The task
Repeat the lines from the one containing "Extract the structured" through the last line of the data, exactly, pictures omitted.

Data provided
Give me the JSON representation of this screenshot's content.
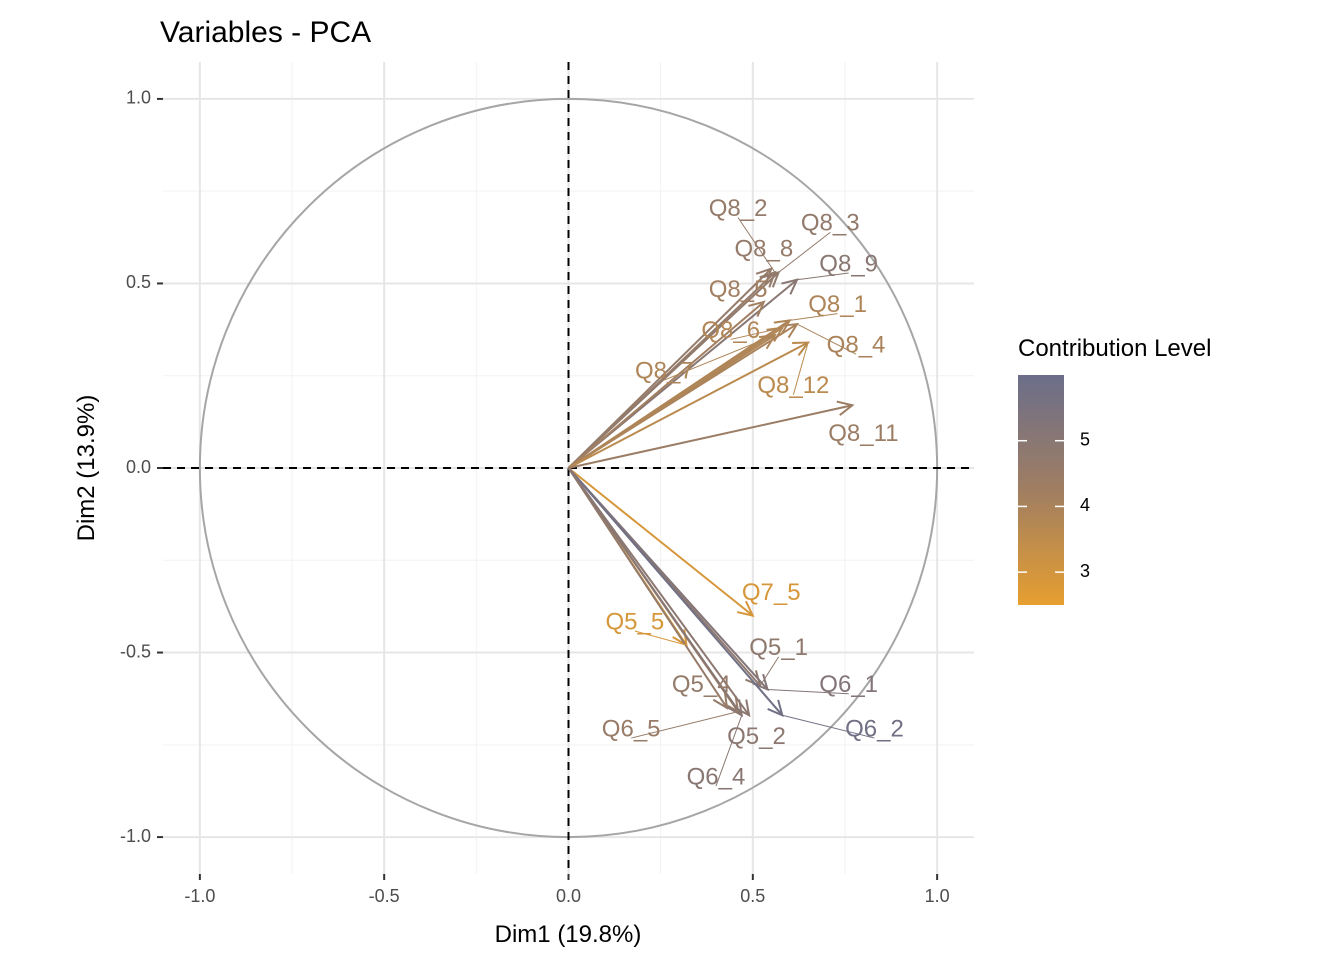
{
  "chart_data": {
    "type": "scatter",
    "subtype": "pca-variable-correlation-circle",
    "title": "Variables - PCA",
    "xlabel": "Dim1 (19.8%)",
    "ylabel": "Dim2 (13.9%)",
    "xlim": [
      -1.1,
      1.1
    ],
    "ylim": [
      -1.1,
      1.1
    ],
    "x_ticks": [
      -1.0,
      -0.5,
      0.0,
      0.5,
      1.0
    ],
    "x_tick_labels": [
      "-1.0",
      "-0.5",
      "0.0",
      "0.5",
      "1.0"
    ],
    "y_ticks": [
      -1.0,
      -0.5,
      0.0,
      0.5,
      1.0
    ],
    "y_tick_labels": [
      "-1.0",
      "-0.5",
      "0.0",
      "0.5",
      "1.0"
    ],
    "grid": true,
    "unit_circle": true,
    "reference_lines": {
      "x": 0,
      "y": 0,
      "style": "dashed"
    },
    "legend": {
      "title": "Contribution Level",
      "position": "right",
      "type": "colorbar",
      "min": 2.5,
      "max": 6.0,
      "ticks": [
        3,
        4,
        5
      ],
      "tick_labels": [
        "3",
        "4",
        "5"
      ],
      "low_color": "#e69f30",
      "high_color": "#6b6e8a"
    },
    "variables": [
      {
        "name": "Q8_2",
        "x": 0.56,
        "y": 0.53,
        "contrib": 4.6,
        "label_x": 0.46,
        "label_y": 0.7
      },
      {
        "name": "Q8_8",
        "x": 0.55,
        "y": 0.54,
        "contrib": 4.6,
        "label_x": 0.53,
        "label_y": 0.59
      },
      {
        "name": "Q8_3",
        "x": 0.57,
        "y": 0.53,
        "contrib": 4.7,
        "label_x": 0.71,
        "label_y": 0.66
      },
      {
        "name": "Q8_9",
        "x": 0.62,
        "y": 0.51,
        "contrib": 5.0,
        "label_x": 0.76,
        "label_y": 0.55
      },
      {
        "name": "Q8_5",
        "x": 0.53,
        "y": 0.45,
        "contrib": 4.2,
        "label_x": 0.46,
        "label_y": 0.48
      },
      {
        "name": "Q8_1",
        "x": 0.6,
        "y": 0.4,
        "contrib": 3.9,
        "label_x": 0.73,
        "label_y": 0.44
      },
      {
        "name": "Q8_6",
        "x": 0.58,
        "y": 0.38,
        "contrib": 3.8,
        "label_x": 0.44,
        "label_y": 0.37
      },
      {
        "name": "Q8_4",
        "x": 0.62,
        "y": 0.39,
        "contrib": 4.0,
        "label_x": 0.78,
        "label_y": 0.33
      },
      {
        "name": "Q8_7",
        "x": 0.56,
        "y": 0.36,
        "contrib": 3.9,
        "label_x": 0.26,
        "label_y": 0.26
      },
      {
        "name": "Q8_12",
        "x": 0.65,
        "y": 0.34,
        "contrib": 3.6,
        "label_x": 0.61,
        "label_y": 0.22
      },
      {
        "name": "Q8_11",
        "x": 0.77,
        "y": 0.17,
        "contrib": 4.4,
        "label_x": 0.8,
        "label_y": 0.09
      },
      {
        "name": "Q7_5",
        "x": 0.5,
        "y": -0.4,
        "contrib": 2.9,
        "label_x": 0.55,
        "label_y": -0.34
      },
      {
        "name": "Q5_5",
        "x": 0.32,
        "y": -0.48,
        "contrib": 2.9,
        "label_x": 0.18,
        "label_y": -0.42
      },
      {
        "name": "Q5_1",
        "x": 0.52,
        "y": -0.59,
        "contrib": 4.8,
        "label_x": 0.57,
        "label_y": -0.49
      },
      {
        "name": "Q6_1",
        "x": 0.54,
        "y": -0.6,
        "contrib": 5.2,
        "label_x": 0.76,
        "label_y": -0.59
      },
      {
        "name": "Q5_4",
        "x": 0.43,
        "y": -0.65,
        "contrib": 4.6,
        "label_x": 0.36,
        "label_y": -0.59
      },
      {
        "name": "Q6_2",
        "x": 0.58,
        "y": -0.67,
        "contrib": 5.8,
        "label_x": 0.83,
        "label_y": -0.71
      },
      {
        "name": "Q6_5",
        "x": 0.46,
        "y": -0.66,
        "contrib": 4.5,
        "label_x": 0.17,
        "label_y": -0.71
      },
      {
        "name": "Q5_2",
        "x": 0.49,
        "y": -0.67,
        "contrib": 4.9,
        "label_x": 0.51,
        "label_y": -0.73
      },
      {
        "name": "Q6_4",
        "x": 0.47,
        "y": -0.67,
        "contrib": 5.0,
        "label_x": 0.4,
        "label_y": -0.84
      }
    ]
  }
}
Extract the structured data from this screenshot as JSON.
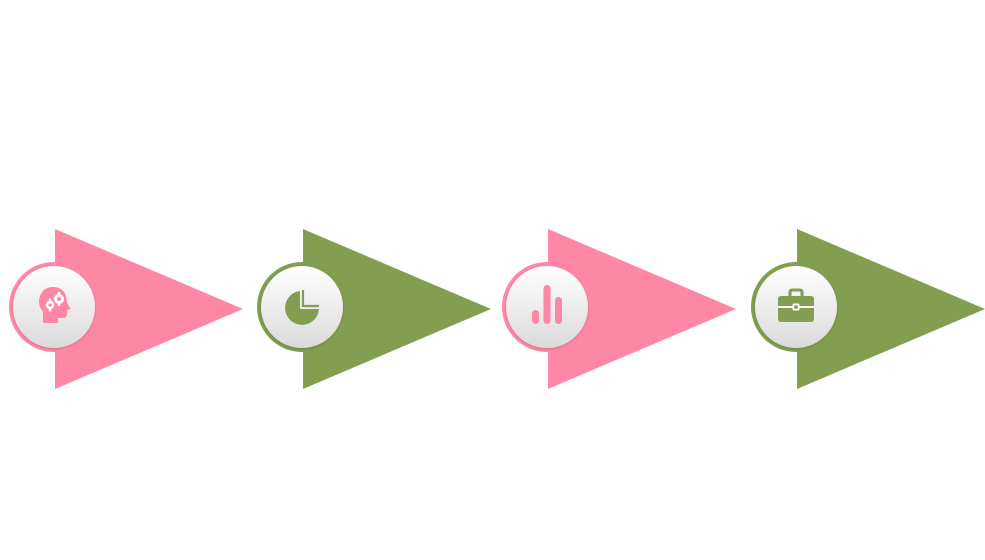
{
  "colors": {
    "pink": "#FF87A6",
    "green": "#829E50",
    "badge_top": "#FFFFFF",
    "badge_bottom": "#DADADA"
  },
  "steps": [
    {
      "color": "#FF87A6",
      "icon": "head-gears-icon"
    },
    {
      "color": "#829E50",
      "icon": "pie-chart-icon"
    },
    {
      "color": "#FF87A6",
      "icon": "bar-chart-icon"
    },
    {
      "color": "#829E50",
      "icon": "briefcase-icon"
    }
  ]
}
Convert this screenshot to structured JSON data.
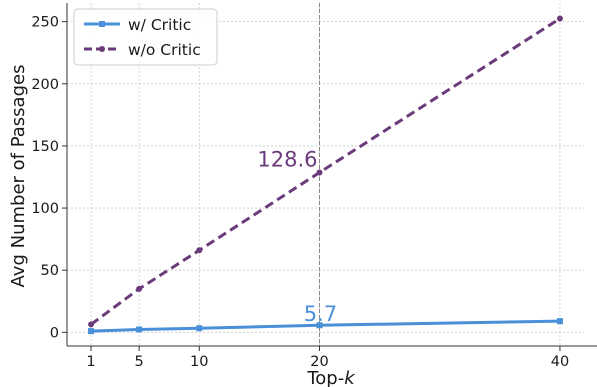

Exercise response
Extract the structured data from this screenshot as JSON.
{
  "colors": {
    "pink": "#FF87A6",
    "green": "#829E50",
    "badge_top": "#FFFFFF",
    "badge_bottom": "#DADADA"
  },
  "steps": [
    {
      "color": "#FF87A6",
      "icon": "head-gears-icon"
    },
    {
      "color": "#829E50",
      "icon": "pie-chart-icon"
    },
    {
      "color": "#FF87A6",
      "icon": "bar-chart-icon"
    },
    {
      "color": "#829E50",
      "icon": "briefcase-icon"
    }
  ]
}
Convert this screenshot to structured JSON data.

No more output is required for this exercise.